- **WORK TO BE COMPLETED**
Filter these entries, keeping only lines that hold the word "Study".

- **DATA PROVIDED**

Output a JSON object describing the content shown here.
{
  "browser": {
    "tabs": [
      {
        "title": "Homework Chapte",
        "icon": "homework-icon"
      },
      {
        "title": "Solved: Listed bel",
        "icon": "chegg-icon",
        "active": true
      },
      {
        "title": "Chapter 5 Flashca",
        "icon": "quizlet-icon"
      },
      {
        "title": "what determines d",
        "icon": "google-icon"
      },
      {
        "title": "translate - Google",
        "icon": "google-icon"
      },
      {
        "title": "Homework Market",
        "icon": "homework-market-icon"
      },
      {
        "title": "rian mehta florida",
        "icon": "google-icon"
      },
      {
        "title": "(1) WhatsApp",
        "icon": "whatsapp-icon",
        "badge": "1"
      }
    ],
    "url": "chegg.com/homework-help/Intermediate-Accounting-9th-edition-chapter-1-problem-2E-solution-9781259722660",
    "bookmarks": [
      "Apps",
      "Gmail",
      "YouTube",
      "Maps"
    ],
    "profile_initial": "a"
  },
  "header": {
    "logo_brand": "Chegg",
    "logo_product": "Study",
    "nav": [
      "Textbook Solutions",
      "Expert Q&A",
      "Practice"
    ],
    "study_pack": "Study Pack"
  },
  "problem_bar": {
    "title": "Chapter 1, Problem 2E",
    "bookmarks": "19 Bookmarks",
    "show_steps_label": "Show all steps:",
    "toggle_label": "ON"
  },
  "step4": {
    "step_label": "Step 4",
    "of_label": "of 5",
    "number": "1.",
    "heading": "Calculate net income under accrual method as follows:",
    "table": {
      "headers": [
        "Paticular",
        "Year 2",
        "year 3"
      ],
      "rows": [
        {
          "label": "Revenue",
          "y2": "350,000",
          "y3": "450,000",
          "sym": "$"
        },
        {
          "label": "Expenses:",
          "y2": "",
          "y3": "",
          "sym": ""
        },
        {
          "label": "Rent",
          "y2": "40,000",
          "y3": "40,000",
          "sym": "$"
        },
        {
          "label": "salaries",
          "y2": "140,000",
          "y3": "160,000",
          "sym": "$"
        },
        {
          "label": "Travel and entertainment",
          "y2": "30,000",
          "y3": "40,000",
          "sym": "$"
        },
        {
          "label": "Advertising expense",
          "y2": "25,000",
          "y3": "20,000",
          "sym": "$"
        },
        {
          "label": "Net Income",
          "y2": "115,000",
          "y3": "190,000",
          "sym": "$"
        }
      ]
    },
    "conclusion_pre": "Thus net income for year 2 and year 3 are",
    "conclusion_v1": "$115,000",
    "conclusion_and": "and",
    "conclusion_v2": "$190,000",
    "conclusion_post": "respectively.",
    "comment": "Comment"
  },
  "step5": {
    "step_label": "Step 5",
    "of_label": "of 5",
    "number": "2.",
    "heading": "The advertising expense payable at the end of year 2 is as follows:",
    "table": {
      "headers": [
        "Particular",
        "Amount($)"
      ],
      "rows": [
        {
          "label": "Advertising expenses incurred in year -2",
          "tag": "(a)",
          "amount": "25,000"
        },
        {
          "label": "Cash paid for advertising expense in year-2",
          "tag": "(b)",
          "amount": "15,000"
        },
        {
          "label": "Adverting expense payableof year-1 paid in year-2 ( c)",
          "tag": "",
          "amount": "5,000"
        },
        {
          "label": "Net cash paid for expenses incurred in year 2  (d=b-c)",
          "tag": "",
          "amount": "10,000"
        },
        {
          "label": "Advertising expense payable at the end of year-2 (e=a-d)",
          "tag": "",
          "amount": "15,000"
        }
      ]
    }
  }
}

- **EXPECTED OUTPUT**
    "logo_product": "Study",
    "study_pack": "Study Pack"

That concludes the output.